Passage:
AI and the Lump of Labor Fallacy
In the history of humanity, there has never been a single technology capable of replacing human minds and bodies in all types of work.
Literally never.
Until now.
Sure, there have been numerous advances that have replaced some humans in some types of work, often while simultaneously enabling new types of work, but not a single thing capable of replacing all humans in all work.
For example, it is commonly cited that ~100 years ago most people in the US worked, directly or indirectly, in agriculture. Now that number is under 2%. That’s a big shift…and yet there are far more people living and working in the US today than there were back then.
The lump of labor fallacy is the (historically) flawed belief that the amount of work available in an economy is fixed, so if one group takes jobs, another must lose them. In reality, innovation, demand, and productivity continuously expand the job pool, creating new opportunities. While some jobs go away, and some people have to retrain, and some people won’t retrain and just go without work, on the whole it tends to shake out fine.
People who cite this fallacy like to point and laugh at the “this time it’s different” crowd, because historically it hasn’t been different, just more of the same.
Well, this time really, truly IS different, and here’s why.
As I’ve already stated, no technological invention in history has been capable of replacing all humans in all work, and in fact most technological advancements tend to unlock entirely new skill trees for people to pursue.
What’s different this time around, with AI and robotics specifically, is threefold:
No technology, in terms of speed of adoption or speed of improvement in capabilities, has EVER moved as fast as AI is moving now. And robotics, largely thanks to AI, is picking up the pace as well.
In just over 2 years, the capabilities of AI broadly speaking have gone from a child to a PhD. This is FAST. And, despite many naysayers, there are still no signs of this slowing down. If anything, it is still accelerating. There is zero reason to believe, if the pace continues, that AI won’t be vastly more intelligent than any human on earth, and maybe every human on earth, within another year or two. Five tops.

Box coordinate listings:
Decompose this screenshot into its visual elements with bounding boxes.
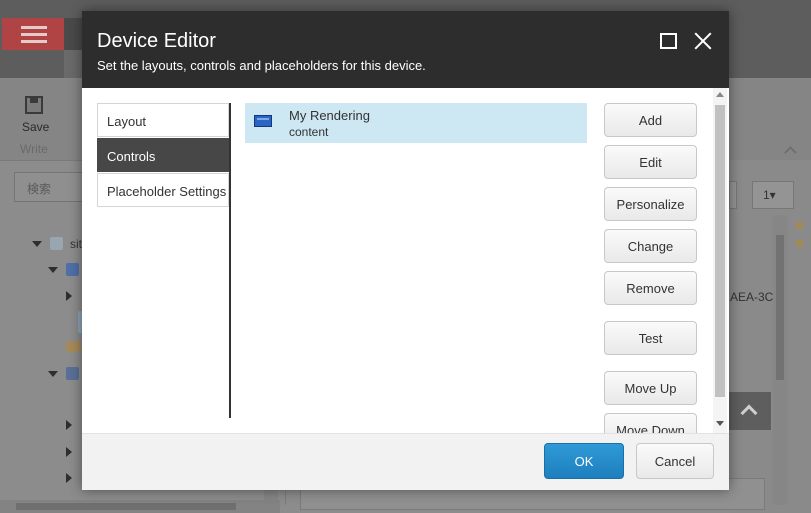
search-placeholder: 検索 xyxy=(27,182,52,196)
hamburger-menu-icon[interactable] xyxy=(2,18,64,50)
nav-item-label: Placeholder Settings xyxy=(107,184,227,199)
edit-button[interactable]: Edit xyxy=(604,145,697,179)
item-id-text: AEA-3C: xyxy=(730,290,777,304)
status-marker xyxy=(796,222,803,229)
move-up-button[interactable]: Move Up xyxy=(604,371,697,405)
renderings-list: My Rendering content xyxy=(245,103,587,423)
device-editor-dialog: Device Editor Set the layouts, controls … xyxy=(82,11,729,490)
ok-button[interactable]: OK xyxy=(544,443,624,479)
collapse-arrow-icon[interactable] xyxy=(66,291,72,301)
pager-value: 1▾ xyxy=(763,188,776,202)
ribbon-write-label: Write xyxy=(20,142,48,156)
maximize-icon[interactable] xyxy=(660,33,677,49)
rendering-name: My Rendering xyxy=(289,108,370,123)
rendering-placeholder: content xyxy=(289,125,329,139)
right-panel xyxy=(729,160,811,513)
expand-arrow-icon[interactable] xyxy=(48,267,58,273)
status-marker xyxy=(796,240,803,247)
template-icon xyxy=(66,263,79,276)
nav-item-label: Controls xyxy=(107,149,156,164)
rendering-icon xyxy=(254,115,272,127)
app-subtab[interactable] xyxy=(64,50,84,78)
page-icon xyxy=(50,237,63,250)
save-icon[interactable] xyxy=(25,96,43,114)
tree-horizontal-scrollbar[interactable] xyxy=(0,500,280,513)
nav-item-layout[interactable]: Layout xyxy=(97,103,229,137)
expand-arrow-icon[interactable] xyxy=(32,241,42,247)
dialog-scrollbar[interactable] xyxy=(713,88,727,433)
test-button[interactable]: Test xyxy=(604,321,697,355)
dialog-body: Layout Controls Placeholder Settings My … xyxy=(82,88,729,433)
scroll-up-arrow-icon[interactable] xyxy=(716,92,724,97)
pager-prev-button[interactable] xyxy=(729,181,737,209)
scrollbar-thumb[interactable] xyxy=(715,105,725,397)
layout-icon xyxy=(66,341,81,352)
nav-item-label: Layout xyxy=(107,114,147,129)
expand-arrow-icon[interactable] xyxy=(48,371,58,377)
personalize-button[interactable]: Personalize xyxy=(604,187,697,221)
nav-item-placeholder-settings[interactable]: Placeholder Settings xyxy=(97,173,229,207)
nav-item-controls[interactable]: Controls xyxy=(97,138,229,172)
dialog-subtitle: Set the layouts, controls and placeholde… xyxy=(97,58,426,73)
scroll-to-top-button[interactable] xyxy=(729,392,771,430)
pager-select[interactable]: 1▾ xyxy=(752,181,794,209)
dialog-footer: OK Cancel xyxy=(82,433,729,490)
move-down-button[interactable]: Move Down xyxy=(604,413,697,433)
editor-nav: Layout Controls Placeholder Settings xyxy=(97,103,231,418)
collapse-arrow-icon[interactable] xyxy=(66,420,72,430)
rendering-list-item[interactable]: My Rendering content xyxy=(245,103,587,143)
dialog-title: Device Editor xyxy=(97,30,216,52)
tree-root-label[interactable]: sit xyxy=(70,237,82,251)
app-tab[interactable] xyxy=(64,18,84,50)
collapse-arrow-icon[interactable] xyxy=(66,473,72,483)
remove-button[interactable]: Remove xyxy=(604,271,697,305)
close-icon[interactable] xyxy=(694,32,712,50)
add-button[interactable]: Add xyxy=(604,103,697,137)
cancel-button[interactable]: Cancel xyxy=(636,443,714,479)
scroll-down-arrow-icon[interactable] xyxy=(716,421,724,426)
content-scrollbar[interactable] xyxy=(773,215,787,505)
collapse-arrow-icon[interactable] xyxy=(66,447,72,457)
ribbon-save-label[interactable]: Save xyxy=(22,120,49,134)
folder-icon xyxy=(66,367,79,380)
change-button[interactable]: Change xyxy=(604,229,697,263)
dialog-header: Device Editor Set the layouts, controls … xyxy=(82,11,729,88)
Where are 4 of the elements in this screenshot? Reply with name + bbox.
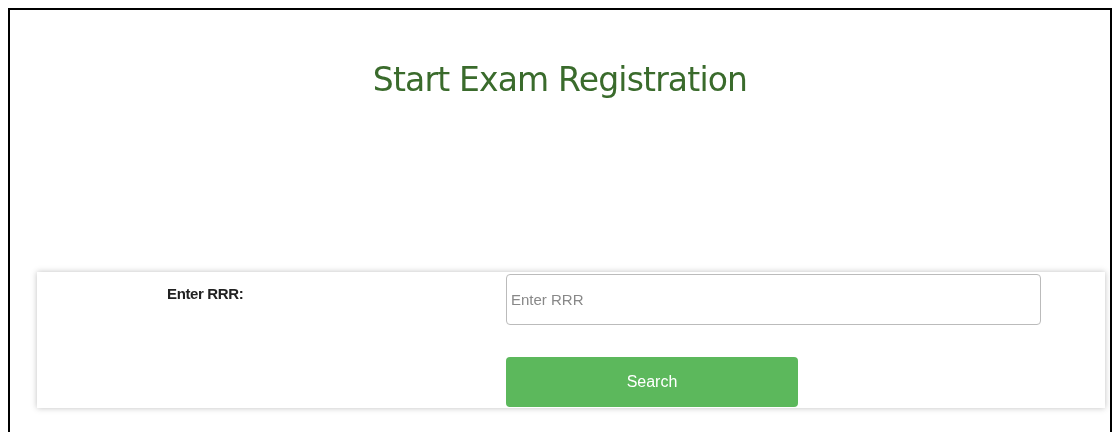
search-button[interactable]: Search bbox=[506, 357, 798, 407]
page-title: Start Exam Registration bbox=[372, 59, 748, 101]
field-label: Enter RRR: bbox=[167, 285, 244, 302]
rrr-input-field[interactable]: Enter RRR bbox=[506, 274, 1041, 325]
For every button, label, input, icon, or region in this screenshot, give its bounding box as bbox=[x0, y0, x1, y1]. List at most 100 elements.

Directions:
(1) Reproduce the essay on the lump of labor fallacy word for word, starting at "For example, it" and ending at "of the same.".
(2) According to the essay on the lump of labor fallacy, what share of people in the US work in agriculture today?
The data above have no role in this exercise.

Results:
(1)
For example, it is commonly cited that ~100 years ago most people in the US worked, directly or indirectly, in agriculture. Now that number is under 2%. That’s a big shift…and yet there are far more people living and working in the US today than there were back then.
The lump of labor fallacy is the (historically) flawed belief that the amount of work available in an economy is fixed, so if one group takes jobs, another must lose them. In reality, innovation, demand, and productivity continuously expand the job pool, creating new opportunities. While some jobs go away, and some people have to retrain, and some people won’t retrain and just go without work, on the whole it tends to shake out fine.
People who cite this fallacy like to point and laugh at the “this time it’s different” crowd, because historically it hasn’t been different, just more of the same.

(2) Under 2%.